__Exercise instructions__: Filter this data down to the lines that hold "italic", and copy them.

__Input for this task__:
** begin **

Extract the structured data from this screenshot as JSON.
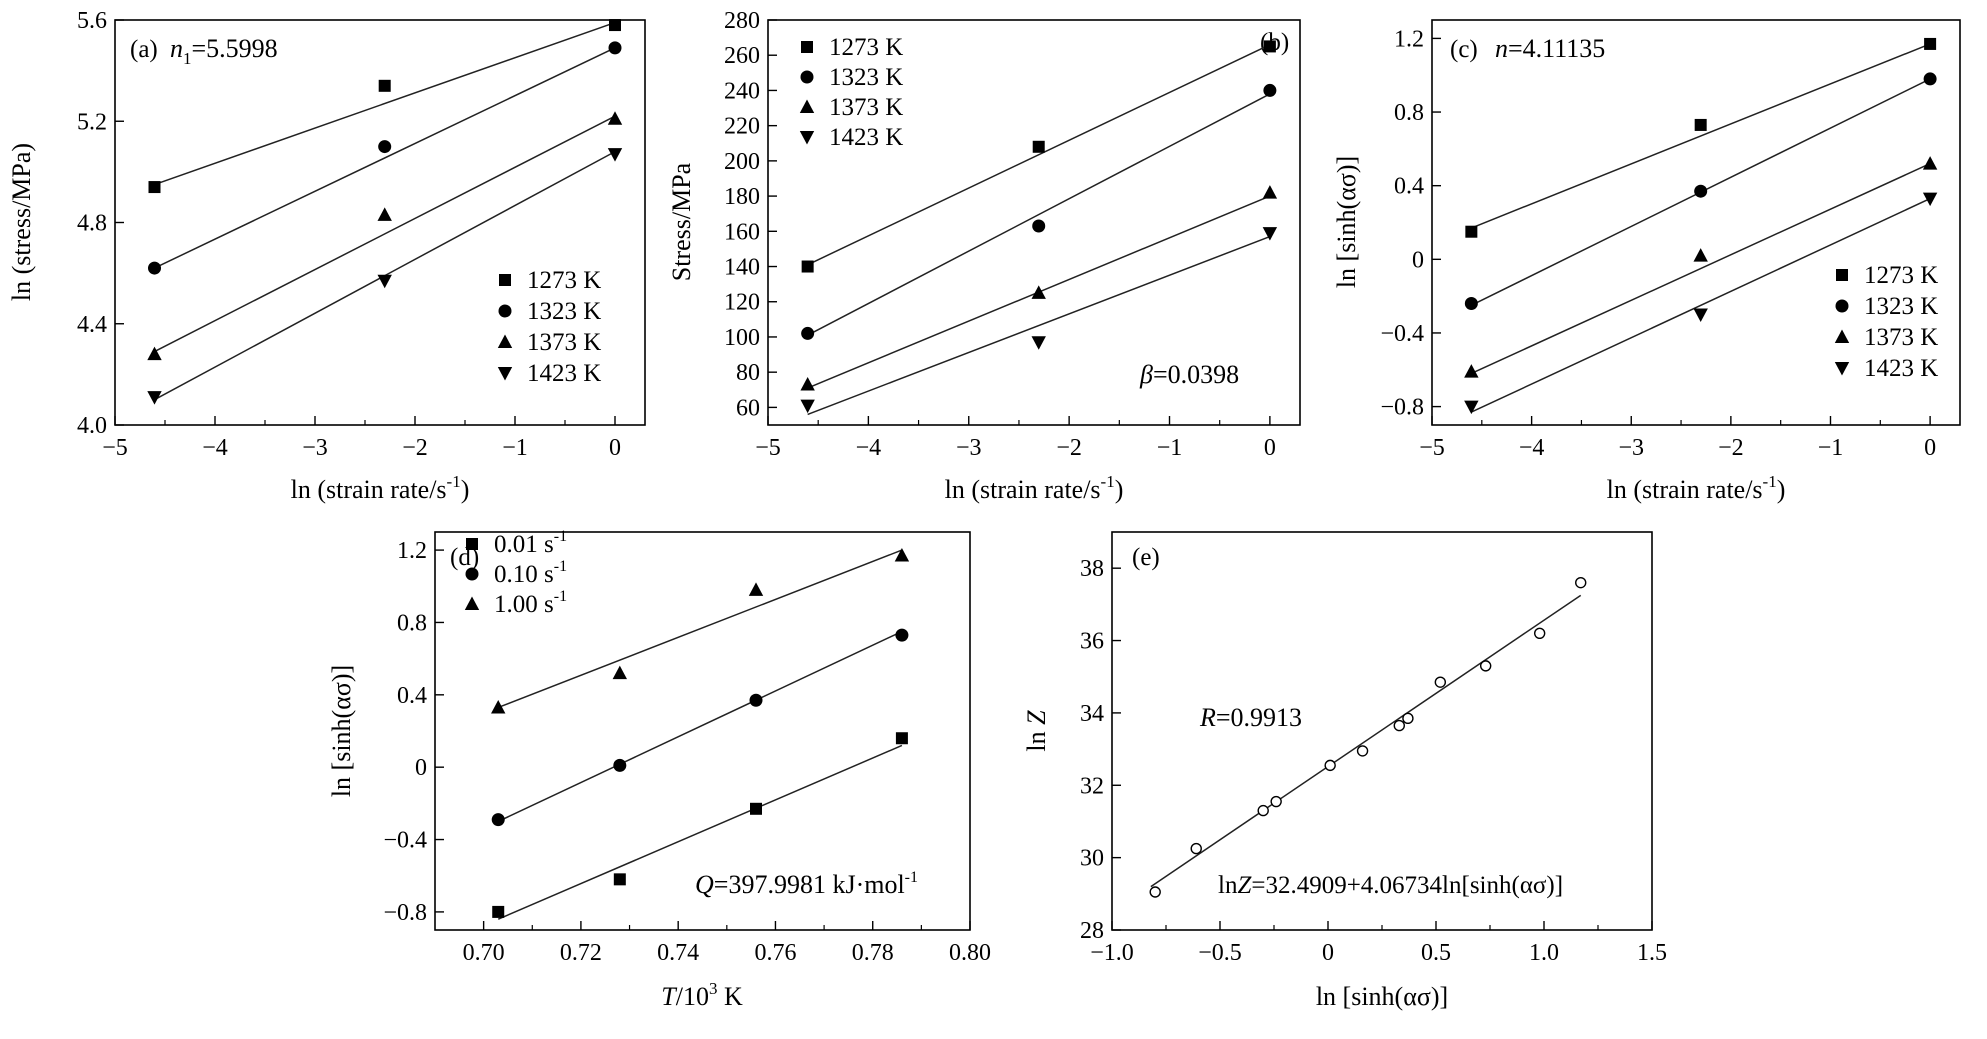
{
  "chart_data": [
    {
      "id": "a",
      "type": "scatter",
      "panel_label": "(a)",
      "annotation": {
        "pre": "",
        "italic": "n",
        "sub": "1",
        "post": "=5.5998"
      },
      "xlabel": {
        "main": "ln (strain rate/s",
        "sup": "-1",
        "tail": ")"
      },
      "ylabel": {
        "main": "ln (stress/MPa)"
      },
      "xlim": [
        -5,
        0.3
      ],
      "ylim": [
        4.0,
        5.6
      ],
      "xticks": [
        -5,
        -4,
        -3,
        -2,
        -1,
        0
      ],
      "xtick_labels": [
        "−5",
        "−4",
        "−3",
        "−2",
        "−1",
        "0"
      ],
      "yticks": [
        4.0,
        4.4,
        4.8,
        5.2,
        5.6
      ],
      "ytick_labels": [
        "4.0",
        "4.4",
        "4.8",
        "5.2",
        "5.6"
      ],
      "legend_position": "bottom-right",
      "series": [
        {
          "name": "1273 K",
          "marker": "square",
          "x": [
            -4.605,
            -2.303,
            0
          ],
          "y": [
            4.94,
            5.34,
            5.58
          ],
          "fit": [
            [
              -4.605,
              4.95
            ],
            [
              0,
              5.59
            ]
          ]
        },
        {
          "name": "1323 K",
          "marker": "circle",
          "x": [
            -4.605,
            -2.303,
            0
          ],
          "y": [
            4.62,
            5.1,
            5.49
          ],
          "fit": [
            [
              -4.605,
              4.62
            ],
            [
              0,
              5.49
            ]
          ]
        },
        {
          "name": "1373 K",
          "marker": "triangle-up",
          "x": [
            -4.605,
            -2.303,
            0
          ],
          "y": [
            4.28,
            4.83,
            5.21
          ],
          "fit": [
            [
              -4.605,
              4.29
            ],
            [
              0,
              5.22
            ]
          ]
        },
        {
          "name": "1423 K",
          "marker": "triangle-down",
          "x": [
            -4.605,
            -2.303,
            0
          ],
          "y": [
            4.11,
            4.57,
            5.07
          ],
          "fit": [
            [
              -4.605,
              4.1
            ],
            [
              0,
              5.08
            ]
          ]
        }
      ]
    },
    {
      "id": "b",
      "type": "scatter",
      "panel_label": "(b)",
      "annotation": {
        "pre": "",
        "italic": "β",
        "sub": "",
        "post": "=0.0398"
      },
      "xlabel": {
        "main": "ln (strain rate/s",
        "sup": "-1",
        "tail": ")"
      },
      "ylabel": {
        "main": "Stress/MPa"
      },
      "xlim": [
        -5,
        0.3
      ],
      "ylim": [
        50,
        280
      ],
      "xticks": [
        -5,
        -4,
        -3,
        -2,
        -1,
        0
      ],
      "xtick_labels": [
        "−5",
        "−4",
        "−3",
        "−2",
        "−1",
        "0"
      ],
      "yticks": [
        60,
        80,
        100,
        120,
        140,
        160,
        180,
        200,
        220,
        240,
        260,
        280
      ],
      "ytick_labels": [
        "60",
        "80",
        "100",
        "120",
        "140",
        "160",
        "180",
        "200",
        "220",
        "240",
        "260",
        "280"
      ],
      "legend_position": "top-left",
      "series": [
        {
          "name": "1273 K",
          "marker": "square",
          "x": [
            -4.605,
            -2.303,
            0
          ],
          "y": [
            140,
            208,
            265
          ],
          "fit": [
            [
              -4.605,
              141
            ],
            [
              0,
              266
            ]
          ]
        },
        {
          "name": "1323 K",
          "marker": "circle",
          "x": [
            -4.605,
            -2.303,
            0
          ],
          "y": [
            102,
            163,
            240
          ],
          "fit": [
            [
              -4.605,
              101
            ],
            [
              0,
              238
            ]
          ]
        },
        {
          "name": "1373 K",
          "marker": "triangle-up",
          "x": [
            -4.605,
            -2.303,
            0
          ],
          "y": [
            73,
            125,
            182
          ],
          "fit": [
            [
              -4.605,
              71
            ],
            [
              0,
              180
            ]
          ]
        },
        {
          "name": "1423 K",
          "marker": "triangle-down",
          "x": [
            -4.605,
            -2.303,
            0
          ],
          "y": [
            61,
            97,
            159
          ],
          "fit": [
            [
              -4.605,
              56
            ],
            [
              0,
              157
            ]
          ]
        }
      ]
    },
    {
      "id": "c",
      "type": "scatter",
      "panel_label": "(c)",
      "annotation": {
        "pre": "",
        "italic": "n",
        "sub": "",
        "post": "=4.11135"
      },
      "xlabel": {
        "main": "ln (strain rate/s",
        "sup": "-1",
        "tail": ")"
      },
      "ylabel": {
        "main": "ln [sinh(ασ)]"
      },
      "xlim": [
        -5,
        0.3
      ],
      "ylim": [
        -0.9,
        1.3
      ],
      "xticks": [
        -5,
        -4,
        -3,
        -2,
        -1,
        0
      ],
      "xtick_labels": [
        "−5",
        "−4",
        "−3",
        "−2",
        "−1",
        "0"
      ],
      "yticks": [
        -0.8,
        -0.4,
        0,
        0.4,
        0.8,
        1.2
      ],
      "ytick_labels": [
        "−0.8",
        "−0.4",
        "0",
        "0.4",
        "0.8",
        "1.2"
      ],
      "legend_position": "bottom-right",
      "series": [
        {
          "name": "1273 K",
          "marker": "square",
          "x": [
            -4.605,
            -2.303,
            0
          ],
          "y": [
            0.15,
            0.73,
            1.17
          ],
          "fit": [
            [
              -4.605,
              0.17
            ],
            [
              0,
              1.17
            ]
          ]
        },
        {
          "name": "1323 K",
          "marker": "circle",
          "x": [
            -4.605,
            -2.303,
            0
          ],
          "y": [
            -0.24,
            0.37,
            0.98
          ],
          "fit": [
            [
              -4.605,
              -0.25
            ],
            [
              0,
              0.98
            ]
          ]
        },
        {
          "name": "1373 K",
          "marker": "triangle-up",
          "x": [
            -4.605,
            -2.303,
            0
          ],
          "y": [
            -0.61,
            0.02,
            0.52
          ],
          "fit": [
            [
              -4.605,
              -0.62
            ],
            [
              0,
              0.52
            ]
          ]
        },
        {
          "name": "1423 K",
          "marker": "triangle-down",
          "x": [
            -4.605,
            -2.303,
            0
          ],
          "y": [
            -0.8,
            -0.3,
            0.33
          ],
          "fit": [
            [
              -4.605,
              -0.83
            ],
            [
              0,
              0.33
            ]
          ]
        }
      ]
    },
    {
      "id": "d",
      "type": "scatter",
      "panel_label": "(d)",
      "annotation": {
        "pre": "",
        "italic": "Q",
        "sub": "",
        "post": "=397.9981 kJ·mol",
        "post_sup": "-1"
      },
      "xlabel": {
        "italic": "T",
        "main": "/10",
        "sup": "3",
        "tail": " K"
      },
      "ylabel": {
        "main": "ln [sinh(ασ)]"
      },
      "xlim": [
        0.69,
        0.8
      ],
      "ylim": [
        -0.9,
        1.3
      ],
      "xticks": [
        0.7,
        0.72,
        0.74,
        0.76,
        0.78,
        0.8
      ],
      "xtick_labels": [
        "0.70",
        "0.72",
        "0.74",
        "0.76",
        "0.78",
        "0.80"
      ],
      "yticks": [
        -0.8,
        -0.4,
        0,
        0.4,
        0.8,
        1.2
      ],
      "ytick_labels": [
        "−0.8",
        "−0.4",
        "0",
        "0.4",
        "0.8",
        "1.2"
      ],
      "legend_position": "top-left",
      "series": [
        {
          "name": "0.01 s",
          "name_sup": "-1",
          "marker": "square",
          "x": [
            0.703,
            0.728,
            0.756,
            0.786
          ],
          "y": [
            -0.8,
            -0.62,
            -0.23,
            0.16
          ],
          "fit": [
            [
              0.703,
              -0.84
            ],
            [
              0.786,
              0.12
            ]
          ]
        },
        {
          "name": "0.10 s",
          "name_sup": "-1",
          "marker": "circle",
          "x": [
            0.703,
            0.728,
            0.756,
            0.786
          ],
          "y": [
            -0.29,
            0.01,
            0.37,
            0.73
          ],
          "fit": [
            [
              0.703,
              -0.3
            ],
            [
              0.786,
              0.75
            ]
          ]
        },
        {
          "name": "1.00 s",
          "name_sup": "-1",
          "marker": "triangle-up",
          "x": [
            0.703,
            0.728,
            0.756,
            0.786
          ],
          "y": [
            0.33,
            0.52,
            0.98,
            1.17
          ],
          "fit": [
            [
              0.703,
              0.33
            ],
            [
              0.786,
              1.2
            ]
          ]
        }
      ]
    },
    {
      "id": "e",
      "type": "scatter",
      "panel_label": "(e)",
      "annotation": {
        "pre": "",
        "italic": "R",
        "sub": "",
        "post": "=0.9913"
      },
      "equation": {
        "pre": "ln",
        "italic": "Z",
        "post": "=32.4909+4.06734ln[sinh(ασ)]"
      },
      "xlabel": {
        "main": "ln [sinh(ασ)]"
      },
      "ylabel": {
        "main": "ln ",
        "italic": "Z"
      },
      "xlim": [
        -1.0,
        1.5
      ],
      "ylim": [
        28,
        39
      ],
      "xticks": [
        -1.0,
        -0.5,
        0,
        0.5,
        1.0,
        1.5
      ],
      "xtick_labels": [
        "−1.0",
        "−0.5",
        "0",
        "0.5",
        "1.0",
        "1.5"
      ],
      "yticks": [
        28,
        30,
        32,
        34,
        36,
        38
      ],
      "ytick_labels": [
        "28",
        "30",
        "32",
        "34",
        "36",
        "38"
      ],
      "series": [
        {
          "marker": "open-circle",
          "x": [
            -0.8,
            -0.61,
            -0.3,
            -0.24,
            0.01,
            0.16,
            0.33,
            0.37,
            0.52,
            0.73,
            0.98,
            1.17
          ],
          "y": [
            29.05,
            30.25,
            31.3,
            31.55,
            32.55,
            32.95,
            33.65,
            33.85,
            34.85,
            35.3,
            36.2,
            37.6
          ],
          "fit": [
            [
              -0.82,
              29.2
            ],
            [
              1.17,
              37.25
            ]
          ]
        }
      ]
    }
  ]
}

** end **

__Response below__:
        "italic": "n",
        "italic": "β",
        "italic": "n",
        "italic": "Q",
        "italic": "T",
        "italic": "R",
        "italic": "Z",
        "italic": "Z"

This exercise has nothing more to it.